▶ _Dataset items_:
──────

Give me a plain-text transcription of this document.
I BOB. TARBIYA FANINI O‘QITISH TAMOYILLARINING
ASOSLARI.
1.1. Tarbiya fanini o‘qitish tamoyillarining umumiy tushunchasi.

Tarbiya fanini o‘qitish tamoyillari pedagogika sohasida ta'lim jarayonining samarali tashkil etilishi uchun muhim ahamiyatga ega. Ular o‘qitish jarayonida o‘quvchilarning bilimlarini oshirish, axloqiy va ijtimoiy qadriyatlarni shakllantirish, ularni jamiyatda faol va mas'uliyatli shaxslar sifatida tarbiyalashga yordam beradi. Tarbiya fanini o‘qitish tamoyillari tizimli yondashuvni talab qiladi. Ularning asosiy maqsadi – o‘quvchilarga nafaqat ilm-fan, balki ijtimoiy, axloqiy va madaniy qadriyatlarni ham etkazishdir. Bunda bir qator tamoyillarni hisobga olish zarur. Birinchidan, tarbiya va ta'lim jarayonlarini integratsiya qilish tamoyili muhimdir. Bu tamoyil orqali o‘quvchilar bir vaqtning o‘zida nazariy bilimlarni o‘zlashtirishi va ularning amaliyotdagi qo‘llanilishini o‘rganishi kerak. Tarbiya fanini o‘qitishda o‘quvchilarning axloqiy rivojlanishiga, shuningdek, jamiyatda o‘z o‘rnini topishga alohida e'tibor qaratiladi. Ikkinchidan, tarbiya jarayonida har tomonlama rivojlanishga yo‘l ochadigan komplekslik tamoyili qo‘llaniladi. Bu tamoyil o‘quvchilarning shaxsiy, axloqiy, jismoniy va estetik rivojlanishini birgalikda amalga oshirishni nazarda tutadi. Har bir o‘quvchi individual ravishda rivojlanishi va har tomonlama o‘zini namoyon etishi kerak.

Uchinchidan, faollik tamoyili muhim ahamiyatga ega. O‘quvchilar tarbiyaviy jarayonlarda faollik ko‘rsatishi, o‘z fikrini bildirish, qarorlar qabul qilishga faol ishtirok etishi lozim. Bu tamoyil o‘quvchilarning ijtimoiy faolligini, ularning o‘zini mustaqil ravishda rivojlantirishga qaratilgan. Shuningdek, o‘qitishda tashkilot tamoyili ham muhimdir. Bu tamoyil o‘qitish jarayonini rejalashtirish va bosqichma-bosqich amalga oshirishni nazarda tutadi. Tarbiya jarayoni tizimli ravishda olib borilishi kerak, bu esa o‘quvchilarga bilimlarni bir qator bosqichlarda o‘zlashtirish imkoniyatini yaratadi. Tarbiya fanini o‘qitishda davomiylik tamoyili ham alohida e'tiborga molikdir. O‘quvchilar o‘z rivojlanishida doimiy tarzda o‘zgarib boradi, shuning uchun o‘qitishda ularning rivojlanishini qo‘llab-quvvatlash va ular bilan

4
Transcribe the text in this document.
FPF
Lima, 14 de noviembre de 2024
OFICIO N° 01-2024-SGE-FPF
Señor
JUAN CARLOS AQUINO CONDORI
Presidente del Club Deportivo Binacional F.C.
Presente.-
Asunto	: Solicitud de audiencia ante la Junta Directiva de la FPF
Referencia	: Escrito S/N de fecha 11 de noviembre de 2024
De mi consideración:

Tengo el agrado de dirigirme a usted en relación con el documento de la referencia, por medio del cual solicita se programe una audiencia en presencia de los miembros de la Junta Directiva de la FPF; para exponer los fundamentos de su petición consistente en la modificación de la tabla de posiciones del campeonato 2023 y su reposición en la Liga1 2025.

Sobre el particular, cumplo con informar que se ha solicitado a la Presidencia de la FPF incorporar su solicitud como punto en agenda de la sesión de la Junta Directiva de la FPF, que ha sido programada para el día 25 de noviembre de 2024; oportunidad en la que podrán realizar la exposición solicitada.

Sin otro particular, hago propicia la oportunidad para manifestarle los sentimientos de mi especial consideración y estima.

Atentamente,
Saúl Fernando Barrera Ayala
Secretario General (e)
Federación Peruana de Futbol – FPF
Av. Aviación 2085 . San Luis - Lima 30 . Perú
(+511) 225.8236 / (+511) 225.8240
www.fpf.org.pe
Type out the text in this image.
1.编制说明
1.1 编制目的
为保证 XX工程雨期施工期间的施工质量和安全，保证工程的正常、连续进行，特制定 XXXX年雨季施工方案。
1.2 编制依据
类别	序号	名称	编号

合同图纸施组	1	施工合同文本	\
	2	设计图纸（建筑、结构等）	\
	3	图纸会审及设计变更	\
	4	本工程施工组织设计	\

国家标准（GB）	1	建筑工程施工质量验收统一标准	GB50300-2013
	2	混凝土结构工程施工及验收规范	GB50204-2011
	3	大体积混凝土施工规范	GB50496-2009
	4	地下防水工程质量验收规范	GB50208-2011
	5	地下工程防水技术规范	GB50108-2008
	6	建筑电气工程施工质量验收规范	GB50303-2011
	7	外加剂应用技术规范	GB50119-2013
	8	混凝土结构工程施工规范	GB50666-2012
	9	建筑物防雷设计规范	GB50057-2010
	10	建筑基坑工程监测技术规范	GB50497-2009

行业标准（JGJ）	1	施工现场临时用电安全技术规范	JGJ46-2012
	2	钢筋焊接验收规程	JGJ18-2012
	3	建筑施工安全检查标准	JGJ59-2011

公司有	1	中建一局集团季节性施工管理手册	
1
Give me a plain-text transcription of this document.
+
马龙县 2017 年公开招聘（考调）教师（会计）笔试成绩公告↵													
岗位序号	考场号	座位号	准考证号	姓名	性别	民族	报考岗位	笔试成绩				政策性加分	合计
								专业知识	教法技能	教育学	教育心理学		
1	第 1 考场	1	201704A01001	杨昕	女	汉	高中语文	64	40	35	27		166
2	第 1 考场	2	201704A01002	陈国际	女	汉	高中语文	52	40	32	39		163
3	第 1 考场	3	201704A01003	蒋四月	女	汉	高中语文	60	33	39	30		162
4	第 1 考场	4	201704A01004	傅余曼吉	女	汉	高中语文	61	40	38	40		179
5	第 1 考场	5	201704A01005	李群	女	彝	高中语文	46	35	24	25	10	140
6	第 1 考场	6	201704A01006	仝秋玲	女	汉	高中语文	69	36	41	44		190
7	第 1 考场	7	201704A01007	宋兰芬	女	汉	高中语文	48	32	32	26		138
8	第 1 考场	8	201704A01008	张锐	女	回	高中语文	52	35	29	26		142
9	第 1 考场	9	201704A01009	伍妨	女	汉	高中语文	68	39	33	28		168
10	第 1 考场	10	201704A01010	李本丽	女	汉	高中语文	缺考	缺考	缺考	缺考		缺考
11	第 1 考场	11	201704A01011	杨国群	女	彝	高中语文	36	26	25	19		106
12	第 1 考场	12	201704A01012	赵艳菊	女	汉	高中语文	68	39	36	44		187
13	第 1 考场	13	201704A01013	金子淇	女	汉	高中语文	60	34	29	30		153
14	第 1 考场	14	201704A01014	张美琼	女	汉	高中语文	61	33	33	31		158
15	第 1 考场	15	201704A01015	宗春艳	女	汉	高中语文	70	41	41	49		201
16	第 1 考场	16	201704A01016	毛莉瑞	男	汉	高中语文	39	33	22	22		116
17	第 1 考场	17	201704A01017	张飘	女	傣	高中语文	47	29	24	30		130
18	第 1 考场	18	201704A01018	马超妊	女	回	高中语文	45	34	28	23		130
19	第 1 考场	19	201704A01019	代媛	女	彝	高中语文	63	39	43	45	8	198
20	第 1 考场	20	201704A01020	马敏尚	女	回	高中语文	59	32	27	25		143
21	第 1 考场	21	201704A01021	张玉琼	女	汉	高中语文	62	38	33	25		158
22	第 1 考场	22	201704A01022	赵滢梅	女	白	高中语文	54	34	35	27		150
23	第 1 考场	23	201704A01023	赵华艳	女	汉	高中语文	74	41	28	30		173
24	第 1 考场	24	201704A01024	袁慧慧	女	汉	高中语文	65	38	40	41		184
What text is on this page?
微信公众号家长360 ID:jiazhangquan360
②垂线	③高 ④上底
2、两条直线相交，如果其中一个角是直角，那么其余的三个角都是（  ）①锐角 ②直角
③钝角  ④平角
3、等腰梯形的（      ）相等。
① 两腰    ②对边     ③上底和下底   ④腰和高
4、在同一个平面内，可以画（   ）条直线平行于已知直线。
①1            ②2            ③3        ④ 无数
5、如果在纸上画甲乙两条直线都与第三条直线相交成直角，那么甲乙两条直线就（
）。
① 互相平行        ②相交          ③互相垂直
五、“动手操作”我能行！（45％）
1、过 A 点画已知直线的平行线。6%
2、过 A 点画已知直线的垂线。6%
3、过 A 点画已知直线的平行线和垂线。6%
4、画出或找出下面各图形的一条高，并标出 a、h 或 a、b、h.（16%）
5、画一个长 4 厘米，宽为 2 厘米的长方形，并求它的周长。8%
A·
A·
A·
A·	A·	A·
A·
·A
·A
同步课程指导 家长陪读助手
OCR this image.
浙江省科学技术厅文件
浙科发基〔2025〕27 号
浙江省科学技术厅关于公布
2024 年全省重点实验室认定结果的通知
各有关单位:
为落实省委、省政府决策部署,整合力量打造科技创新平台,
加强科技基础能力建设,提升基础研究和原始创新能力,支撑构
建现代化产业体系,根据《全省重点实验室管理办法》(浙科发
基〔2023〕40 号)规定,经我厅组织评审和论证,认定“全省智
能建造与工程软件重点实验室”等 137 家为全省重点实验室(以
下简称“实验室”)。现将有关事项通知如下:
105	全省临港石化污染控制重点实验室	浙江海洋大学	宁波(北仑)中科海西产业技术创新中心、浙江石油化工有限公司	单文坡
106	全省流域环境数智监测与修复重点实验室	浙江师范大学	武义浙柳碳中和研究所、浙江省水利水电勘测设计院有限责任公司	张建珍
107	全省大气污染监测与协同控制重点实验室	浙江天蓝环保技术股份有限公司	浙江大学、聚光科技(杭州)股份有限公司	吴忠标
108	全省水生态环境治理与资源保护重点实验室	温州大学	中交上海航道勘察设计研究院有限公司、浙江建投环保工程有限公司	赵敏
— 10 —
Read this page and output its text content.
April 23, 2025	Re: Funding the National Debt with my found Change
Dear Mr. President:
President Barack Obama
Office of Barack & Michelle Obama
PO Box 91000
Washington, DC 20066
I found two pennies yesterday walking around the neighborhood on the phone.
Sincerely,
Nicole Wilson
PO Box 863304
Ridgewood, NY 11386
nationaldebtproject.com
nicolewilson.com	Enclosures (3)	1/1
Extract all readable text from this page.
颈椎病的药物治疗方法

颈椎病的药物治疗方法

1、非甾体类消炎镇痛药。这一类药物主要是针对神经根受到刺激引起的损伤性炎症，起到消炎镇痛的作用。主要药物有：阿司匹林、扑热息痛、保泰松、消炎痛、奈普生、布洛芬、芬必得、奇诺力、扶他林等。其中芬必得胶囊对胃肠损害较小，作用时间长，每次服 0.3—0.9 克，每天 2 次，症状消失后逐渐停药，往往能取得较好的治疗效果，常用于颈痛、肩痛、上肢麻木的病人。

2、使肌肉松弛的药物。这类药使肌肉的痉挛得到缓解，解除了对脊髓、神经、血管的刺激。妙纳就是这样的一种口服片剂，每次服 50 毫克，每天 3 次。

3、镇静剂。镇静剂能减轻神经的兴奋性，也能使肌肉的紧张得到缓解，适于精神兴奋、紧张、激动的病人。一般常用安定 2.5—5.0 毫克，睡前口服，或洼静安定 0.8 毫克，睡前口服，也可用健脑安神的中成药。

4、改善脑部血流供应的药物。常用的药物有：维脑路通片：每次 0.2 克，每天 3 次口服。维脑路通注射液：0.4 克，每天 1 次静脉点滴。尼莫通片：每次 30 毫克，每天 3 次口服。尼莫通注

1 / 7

──────

▶ _Task to complete_:
Check each line of the records for the word "Obama", and show the lines that contain it.

▶ _Solution below_:
President Barack Obama
Office of Barack & Michelle Obama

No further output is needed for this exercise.